- _Document passage_:
□ □ □
Microsoft is prepping fixes for close to three dozen vulnerabilities for this month’s Patch Tuesday, including critical issues affecting Internet Explorer.
Tucked in among the 10 security bulletins is one aimed squarely at the Internet Explorer 8 zero-day vulnerability being exploited in the wild. Microsoft has already issued a “Fix It” tool this week to offer protection in lieu of a patch. According to the company, the issue is due to the way IE accesses an object in memory that has been deleted or that has not been properly allocated. By exploiting the issue, an attacker could potentially remotely execute code.
“In all cases, however, an attacker would have no way to force users to view the attacker-controlled content,” Microsoft noted. “Instead, an attacker would have to convince users to take action, typically by getting them to click a link in an email message or in an Instant Messenger message that takes users to the attacker’s website, or by opening an attachment sent through email.”
The vulnerability has been at the center of a spate of water holing attacks that have roped in a number of sites, including the U.S. Department of Labor site.
All totaled, 33 vulnerabilities are expected to be fixed. Just two of the bulletins are rated ‘critical’, while the other eight are considered ‘important.’ Both critical bulletins address issues in Internet Explorer. The remaining bulletins are focused on issues in Windows, Microsoft Lync, Microsoft Office and Microsoft Windows Essentials.
“With ten bulletins, eight important this month, we have seen 45 to date in 2013, or 10 more bulletins than last year at this time,” said Paul Henry, security and forensic analyst at Lumension. “This tells me Microsoft is continuing to dig deeper into their code base to uncover lower level vulnerabilities. This is good news and I believe the trend toward higher numbers of important bulletins will continue given Microsoft’s apparent commitment to proactively discovering and patching security issues in their code.”
“As always, I recommend patching the important bulletins based on what programs you’re using,” he said. “Looking through the bulletins, Bulletin 4 is probably the most interesting, affecting all versions of Windows, from XP through Windows RT and Windows 8. This is a spoofing issue, which we don’t see very often in Microsoft bulletins. I’ll be very interested to see what this one turns out to be on Tuesday.”
*This story has been updated to reflect an error by Microsoft regarding the number of vulnerabilities set to be patched.
□ □ □
- _Dataset entries_:
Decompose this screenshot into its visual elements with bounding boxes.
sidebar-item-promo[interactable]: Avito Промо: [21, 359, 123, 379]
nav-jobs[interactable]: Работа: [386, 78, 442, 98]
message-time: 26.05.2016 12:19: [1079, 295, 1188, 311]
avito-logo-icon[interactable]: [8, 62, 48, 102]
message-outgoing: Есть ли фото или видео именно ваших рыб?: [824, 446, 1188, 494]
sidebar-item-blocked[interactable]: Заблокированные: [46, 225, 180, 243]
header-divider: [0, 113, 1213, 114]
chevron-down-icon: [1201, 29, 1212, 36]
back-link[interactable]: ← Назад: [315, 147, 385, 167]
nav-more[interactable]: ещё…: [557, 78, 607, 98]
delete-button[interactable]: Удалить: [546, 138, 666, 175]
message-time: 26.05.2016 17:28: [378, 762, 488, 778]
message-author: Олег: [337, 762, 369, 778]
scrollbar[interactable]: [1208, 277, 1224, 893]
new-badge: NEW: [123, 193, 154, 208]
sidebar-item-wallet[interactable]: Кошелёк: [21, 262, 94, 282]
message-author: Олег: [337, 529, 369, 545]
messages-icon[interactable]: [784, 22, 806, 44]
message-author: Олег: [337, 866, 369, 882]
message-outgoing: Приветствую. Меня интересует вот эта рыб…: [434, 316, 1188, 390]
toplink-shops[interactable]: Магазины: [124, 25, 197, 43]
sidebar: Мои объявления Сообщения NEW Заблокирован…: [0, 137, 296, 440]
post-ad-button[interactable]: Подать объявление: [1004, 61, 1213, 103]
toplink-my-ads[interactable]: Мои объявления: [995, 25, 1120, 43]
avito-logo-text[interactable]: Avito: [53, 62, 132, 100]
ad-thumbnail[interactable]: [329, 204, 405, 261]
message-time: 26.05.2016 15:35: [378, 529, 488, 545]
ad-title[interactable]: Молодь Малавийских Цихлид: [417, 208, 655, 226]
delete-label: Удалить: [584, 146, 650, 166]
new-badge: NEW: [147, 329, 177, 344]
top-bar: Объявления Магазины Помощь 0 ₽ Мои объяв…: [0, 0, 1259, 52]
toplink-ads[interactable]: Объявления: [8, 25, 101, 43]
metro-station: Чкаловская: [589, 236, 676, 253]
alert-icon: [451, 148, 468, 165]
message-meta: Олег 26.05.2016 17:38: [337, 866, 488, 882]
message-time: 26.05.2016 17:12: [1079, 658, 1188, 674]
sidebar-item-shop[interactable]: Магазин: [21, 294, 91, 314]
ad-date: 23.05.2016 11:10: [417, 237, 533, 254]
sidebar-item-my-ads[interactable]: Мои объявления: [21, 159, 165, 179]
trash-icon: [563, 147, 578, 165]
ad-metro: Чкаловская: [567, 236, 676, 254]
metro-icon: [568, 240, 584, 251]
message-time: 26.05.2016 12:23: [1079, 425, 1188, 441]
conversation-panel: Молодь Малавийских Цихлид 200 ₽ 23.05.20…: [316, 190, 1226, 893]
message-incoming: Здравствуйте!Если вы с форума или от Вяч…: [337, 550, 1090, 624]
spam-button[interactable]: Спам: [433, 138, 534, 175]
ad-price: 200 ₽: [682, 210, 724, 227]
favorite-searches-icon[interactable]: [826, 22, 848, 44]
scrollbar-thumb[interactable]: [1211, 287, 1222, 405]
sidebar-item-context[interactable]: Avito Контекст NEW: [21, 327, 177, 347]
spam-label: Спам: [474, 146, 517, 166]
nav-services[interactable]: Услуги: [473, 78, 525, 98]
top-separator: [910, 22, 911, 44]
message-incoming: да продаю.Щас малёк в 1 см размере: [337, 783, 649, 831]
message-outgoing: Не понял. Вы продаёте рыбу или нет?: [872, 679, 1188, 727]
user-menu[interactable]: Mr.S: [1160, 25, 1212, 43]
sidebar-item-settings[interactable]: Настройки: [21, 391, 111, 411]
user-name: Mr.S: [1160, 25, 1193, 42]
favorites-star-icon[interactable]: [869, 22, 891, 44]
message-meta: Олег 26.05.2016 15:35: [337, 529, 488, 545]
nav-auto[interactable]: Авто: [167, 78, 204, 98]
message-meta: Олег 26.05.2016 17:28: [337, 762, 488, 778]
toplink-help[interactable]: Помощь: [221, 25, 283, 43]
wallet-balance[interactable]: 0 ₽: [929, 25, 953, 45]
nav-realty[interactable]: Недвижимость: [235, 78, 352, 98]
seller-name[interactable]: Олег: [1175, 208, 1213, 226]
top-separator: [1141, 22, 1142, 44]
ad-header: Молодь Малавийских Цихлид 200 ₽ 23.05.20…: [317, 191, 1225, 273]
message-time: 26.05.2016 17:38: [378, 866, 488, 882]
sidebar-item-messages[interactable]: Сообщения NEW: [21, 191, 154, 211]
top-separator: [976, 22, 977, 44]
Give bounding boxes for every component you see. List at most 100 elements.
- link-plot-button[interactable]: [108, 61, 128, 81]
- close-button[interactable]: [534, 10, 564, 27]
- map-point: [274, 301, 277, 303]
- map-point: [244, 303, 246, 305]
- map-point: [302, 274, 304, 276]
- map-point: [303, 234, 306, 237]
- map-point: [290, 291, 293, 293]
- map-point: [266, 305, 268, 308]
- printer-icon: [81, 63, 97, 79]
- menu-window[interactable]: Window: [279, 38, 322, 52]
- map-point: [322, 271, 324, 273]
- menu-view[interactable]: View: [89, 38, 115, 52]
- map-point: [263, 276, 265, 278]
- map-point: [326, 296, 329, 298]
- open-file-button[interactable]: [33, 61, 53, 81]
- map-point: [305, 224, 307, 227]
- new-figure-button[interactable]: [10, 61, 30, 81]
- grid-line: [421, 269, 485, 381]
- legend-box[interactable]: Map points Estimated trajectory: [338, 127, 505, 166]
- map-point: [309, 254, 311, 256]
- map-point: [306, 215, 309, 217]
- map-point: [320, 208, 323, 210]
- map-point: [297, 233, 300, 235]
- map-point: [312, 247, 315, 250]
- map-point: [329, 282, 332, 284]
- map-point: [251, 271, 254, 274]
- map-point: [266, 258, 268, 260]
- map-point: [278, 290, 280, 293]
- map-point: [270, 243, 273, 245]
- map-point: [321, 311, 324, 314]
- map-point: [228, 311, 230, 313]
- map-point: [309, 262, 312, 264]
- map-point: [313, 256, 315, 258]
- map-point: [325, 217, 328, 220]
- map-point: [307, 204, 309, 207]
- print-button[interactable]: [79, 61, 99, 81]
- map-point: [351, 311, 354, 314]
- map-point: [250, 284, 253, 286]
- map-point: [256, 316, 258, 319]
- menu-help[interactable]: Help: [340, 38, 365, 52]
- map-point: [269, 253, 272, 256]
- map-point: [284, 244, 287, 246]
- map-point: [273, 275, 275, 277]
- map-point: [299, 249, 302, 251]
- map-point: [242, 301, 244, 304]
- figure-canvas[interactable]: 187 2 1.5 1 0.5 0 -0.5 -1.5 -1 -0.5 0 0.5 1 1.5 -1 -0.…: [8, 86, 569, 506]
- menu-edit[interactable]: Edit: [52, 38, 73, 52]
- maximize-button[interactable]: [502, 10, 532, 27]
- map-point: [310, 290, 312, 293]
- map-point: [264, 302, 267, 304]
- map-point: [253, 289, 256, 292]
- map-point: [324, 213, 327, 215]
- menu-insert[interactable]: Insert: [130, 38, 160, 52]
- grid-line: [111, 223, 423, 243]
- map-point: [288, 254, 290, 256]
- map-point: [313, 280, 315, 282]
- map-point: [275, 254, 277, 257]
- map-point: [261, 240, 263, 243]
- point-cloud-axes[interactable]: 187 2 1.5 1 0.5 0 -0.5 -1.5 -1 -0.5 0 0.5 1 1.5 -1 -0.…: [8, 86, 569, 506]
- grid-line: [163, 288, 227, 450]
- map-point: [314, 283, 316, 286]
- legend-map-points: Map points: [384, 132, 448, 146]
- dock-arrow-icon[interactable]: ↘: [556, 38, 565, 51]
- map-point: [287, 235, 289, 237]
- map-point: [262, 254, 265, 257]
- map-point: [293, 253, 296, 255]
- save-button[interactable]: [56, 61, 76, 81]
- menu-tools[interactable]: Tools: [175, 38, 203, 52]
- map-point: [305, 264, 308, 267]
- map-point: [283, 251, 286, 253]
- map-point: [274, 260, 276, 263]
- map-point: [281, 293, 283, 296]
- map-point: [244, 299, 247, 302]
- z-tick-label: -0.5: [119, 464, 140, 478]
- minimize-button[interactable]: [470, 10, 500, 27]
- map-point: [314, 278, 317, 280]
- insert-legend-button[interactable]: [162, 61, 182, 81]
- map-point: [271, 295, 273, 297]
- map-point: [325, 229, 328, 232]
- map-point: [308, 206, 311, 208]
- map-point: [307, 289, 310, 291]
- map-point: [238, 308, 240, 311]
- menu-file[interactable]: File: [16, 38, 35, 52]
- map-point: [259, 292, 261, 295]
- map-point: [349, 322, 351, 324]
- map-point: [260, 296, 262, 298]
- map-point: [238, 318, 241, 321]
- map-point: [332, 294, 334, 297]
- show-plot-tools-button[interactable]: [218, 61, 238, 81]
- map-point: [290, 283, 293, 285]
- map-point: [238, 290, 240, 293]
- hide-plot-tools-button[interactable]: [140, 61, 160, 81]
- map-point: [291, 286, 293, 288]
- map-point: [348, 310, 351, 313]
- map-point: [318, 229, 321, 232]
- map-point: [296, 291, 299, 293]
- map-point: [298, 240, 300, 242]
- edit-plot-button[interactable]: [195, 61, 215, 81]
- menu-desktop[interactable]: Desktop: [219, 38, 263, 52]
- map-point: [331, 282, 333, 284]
□ □ □
- _Try it_: Reproduce word for word the part of the Patch Tuesday article that begins at the words "Tucked in among" and stops after the words "remotely execute code.". The items are not connected to the Patch Tuesday article.

- _Result for this exercise_:
Tucked in among the 10 security bulletins is one aimed squarely at the Internet Explorer 8 zero-day vulnerability being exploited in the wild. Microsoft has already issued a “Fix It” tool this week to offer protection in lieu of a patch. According to the company, the issue is due to the way IE accesses an object in memory that has been deleted or that has not been properly allocated. By exploiting the issue, an attacker could potentially remotely execute code.